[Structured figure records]

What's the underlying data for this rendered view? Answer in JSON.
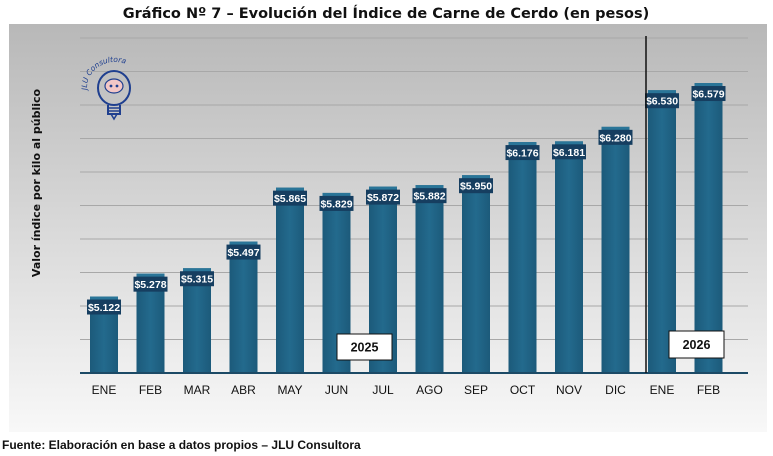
{
  "chart_data": {
    "type": "bar",
    "title": "Gráfico Nº 7 – Evolución del Índice de Carne de Cerdo (en pesos)",
    "xlabel": "",
    "ylabel": "Valor índice por kilo al público",
    "categories": [
      "ENE",
      "FEB",
      "MAR",
      "ABR",
      "MAY",
      "JUN",
      "JUL",
      "AGO",
      "SEP",
      "OCT",
      "NOV",
      "DIC",
      "ENE",
      "FEB"
    ],
    "values": [
      5122,
      5278,
      5315,
      5497,
      5865,
      5829,
      5872,
      5882,
      5950,
      6176,
      6181,
      6280,
      6530,
      6579
    ],
    "value_labels": [
      "$5.122",
      "$5.278",
      "$5.315",
      "$5.497",
      "$5.865",
      "$5.829",
      "$5.872",
      "$5.882",
      "$5.950",
      "$6.176",
      "$6.181",
      "$6.280",
      "$6.530",
      "$6.579"
    ],
    "ylim": [
      4600,
      6900
    ],
    "grid": true,
    "year_groups": [
      {
        "label": "2025",
        "start_index": 0,
        "end_index": 11
      },
      {
        "label": "2026",
        "start_index": 12,
        "end_index": 13
      }
    ],
    "source": "Fuente: Elaboración en base a datos propios – JLU Consultora",
    "logo_text": "JLU Consultora",
    "colors": {
      "bar": "#1f5f80",
      "bar_top": "#2a7598",
      "label_box": "#163e60",
      "plot_bg_top": "#bdbdbd",
      "plot_bg_bottom": "#f7f7f7",
      "divider": "#111111"
    }
  }
}
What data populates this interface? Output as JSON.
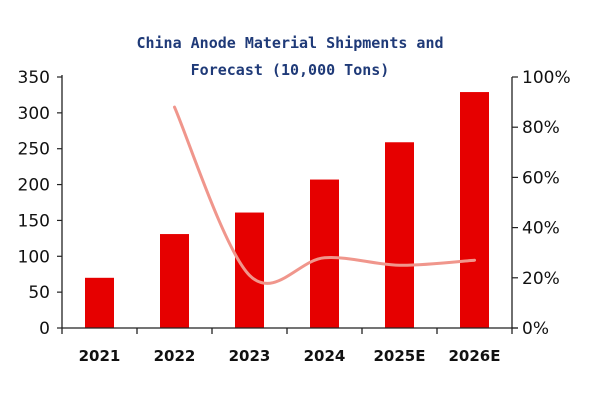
{
  "chart_data": {
    "type": "bar",
    "title_lines": [
      "China Anode Material Shipments and",
      "Forecast (10,000 Tons)"
    ],
    "categories": [
      "2021",
      "2022",
      "2023",
      "2024",
      "2025E",
      "2026E"
    ],
    "series": [
      {
        "type": "bar",
        "axis": "left",
        "values": [
          70,
          131,
          161,
          207,
          259,
          329
        ],
        "color": "#e60000"
      },
      {
        "type": "line",
        "axis": "right",
        "values": [
          null,
          88,
          21,
          28,
          25,
          27
        ],
        "color": "#f0968c",
        "smooth": true
      }
    ],
    "y_left": {
      "range": [
        0,
        350
      ],
      "ticks": [
        "0",
        "50",
        "100",
        "150",
        "200",
        "250",
        "300",
        "350"
      ]
    },
    "y_right": {
      "range": [
        0,
        100
      ],
      "ticks": [
        "0%",
        "20%",
        "40%",
        "60%",
        "80%",
        "100%"
      ]
    },
    "grid": false,
    "legend": "none"
  }
}
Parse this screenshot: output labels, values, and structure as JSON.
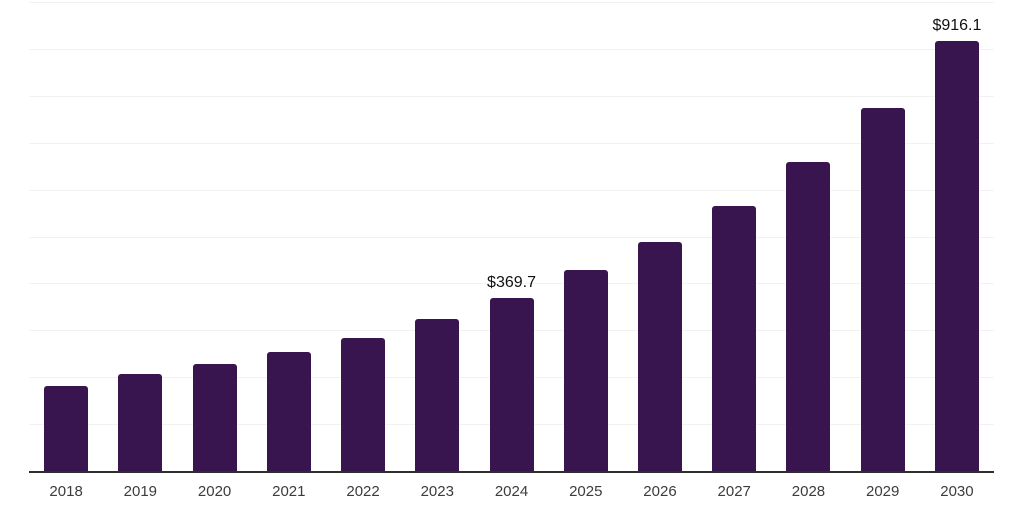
{
  "chart_data": {
    "type": "bar",
    "title": "",
    "xlabel": "",
    "ylabel": "",
    "categories": [
      "2018",
      "2019",
      "2020",
      "2021",
      "2022",
      "2023",
      "2024",
      "2025",
      "2026",
      "2027",
      "2028",
      "2029",
      "2030"
    ],
    "values": [
      181.3,
      206.8,
      227.4,
      252.9,
      283.9,
      325.1,
      369.7,
      427.9,
      487.8,
      565.5,
      659.3,
      774.2,
      916.1
    ],
    "data_labels": [
      "",
      "",
      "",
      "",
      "",
      "",
      "$369.7",
      "",
      "",
      "",
      "",
      "",
      "$916.1"
    ],
    "ylim": [
      0,
      1000
    ],
    "grid_step": 100,
    "grid": "horizontal-only",
    "legend": "none",
    "y_axis_labels": "none",
    "bar_color": "#38154e",
    "gridline_color": "#f2f2f2",
    "axis_line_color": "#2e2e2e",
    "tick_label_color": "#3c3c3c",
    "data_label_color": "#111111",
    "background_color": "#ffffff"
  }
}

# The task:
Reproduce the entries above without change, omitting all pictures.

# Reply:
What's the underlying data for this rendered view? Answer in JSON.
{
  "chart_data": {
    "type": "bar",
    "title": "Gráfico Nº 7 – Evolución del Índice de Carne de Cerdo (en pesos)",
    "xlabel": "",
    "ylabel": "Valor índice por kilo al público",
    "categories": [
      "ENE",
      "FEB",
      "MAR",
      "ABR",
      "MAY",
      "JUN",
      "JUL",
      "AGO",
      "SEP",
      "OCT",
      "NOV",
      "DIC",
      "ENE",
      "FEB"
    ],
    "values": [
      5122,
      5278,
      5315,
      5497,
      5865,
      5829,
      5872,
      5882,
      5950,
      6176,
      6181,
      6280,
      6530,
      6579
    ],
    "value_labels": [
      "$5.122",
      "$5.278",
      "$5.315",
      "$5.497",
      "$5.865",
      "$5.829",
      "$5.872",
      "$5.882",
      "$5.950",
      "$6.176",
      "$6.181",
      "$6.280",
      "$6.530",
      "$6.579"
    ],
    "ylim": [
      4600,
      6900
    ],
    "grid": true,
    "year_groups": [
      {
        "label": "2025",
        "start_index": 0,
        "end_index": 11
      },
      {
        "label": "2026",
        "start_index": 12,
        "end_index": 13
      }
    ],
    "source": "Fuente: Elaboración en base a datos propios – JLU Consultora",
    "logo_text": "JLU Consultora",
    "colors": {
      "bar": "#1f5f80",
      "bar_top": "#2a7598",
      "label_box": "#163e60",
      "plot_bg_top": "#bdbdbd",
      "plot_bg_bottom": "#f7f7f7",
      "divider": "#111111"
    }
  }
}
What data populates this interface? Output as JSON.
{
  "chart_data": {
    "type": "bar",
    "title_lines": [
      "China Anode Material Shipments and",
      "Forecast (10,000 Tons)"
    ],
    "categories": [
      "2021",
      "2022",
      "2023",
      "2024",
      "2025E",
      "2026E"
    ],
    "series": [
      {
        "type": "bar",
        "axis": "left",
        "values": [
          70,
          131,
          161,
          207,
          259,
          329
        ],
        "color": "#e60000"
      },
      {
        "type": "line",
        "axis": "right",
        "values": [
          null,
          88,
          21,
          28,
          25,
          27
        ],
        "color": "#f0968c",
        "smooth": true
      }
    ],
    "y_left": {
      "range": [
        0,
        350
      ],
      "ticks": [
        "0",
        "50",
        "100",
        "150",
        "200",
        "250",
        "300",
        "350"
      ]
    },
    "y_right": {
      "range": [
        0,
        100
      ],
      "ticks": [
        "0%",
        "20%",
        "40%",
        "60%",
        "80%",
        "100%"
      ]
    },
    "grid": false,
    "legend": "none"
  }
}
Parse this screenshot: output labels, values, and structure as JSON.
{
  "chart_data": {
    "type": "bar",
    "title": "",
    "xlabel": "",
    "ylabel": "",
    "categories": [
      "2018",
      "2019",
      "2020",
      "2021",
      "2022",
      "2023",
      "2024",
      "2025",
      "2026",
      "2027",
      "2028",
      "2029",
      "2030"
    ],
    "values": [
      181.3,
      206.8,
      227.4,
      252.9,
      283.9,
      325.1,
      369.7,
      427.9,
      487.8,
      565.5,
      659.3,
      774.2,
      916.1
    ],
    "data_labels": [
      "",
      "",
      "",
      "",
      "",
      "",
      "$369.7",
      "",
      "",
      "",
      "",
      "",
      "$916.1"
    ],
    "ylim": [
      0,
      1000
    ],
    "grid_step": 100,
    "grid": "horizontal-only",
    "legend": "none",
    "y_axis_labels": "none",
    "bar_color": "#38154e",
    "gridline_color": "#f2f2f2",
    "axis_line_color": "#2e2e2e",
    "tick_label_color": "#3c3c3c",
    "data_label_color": "#111111",
    "background_color": "#ffffff"
  }
}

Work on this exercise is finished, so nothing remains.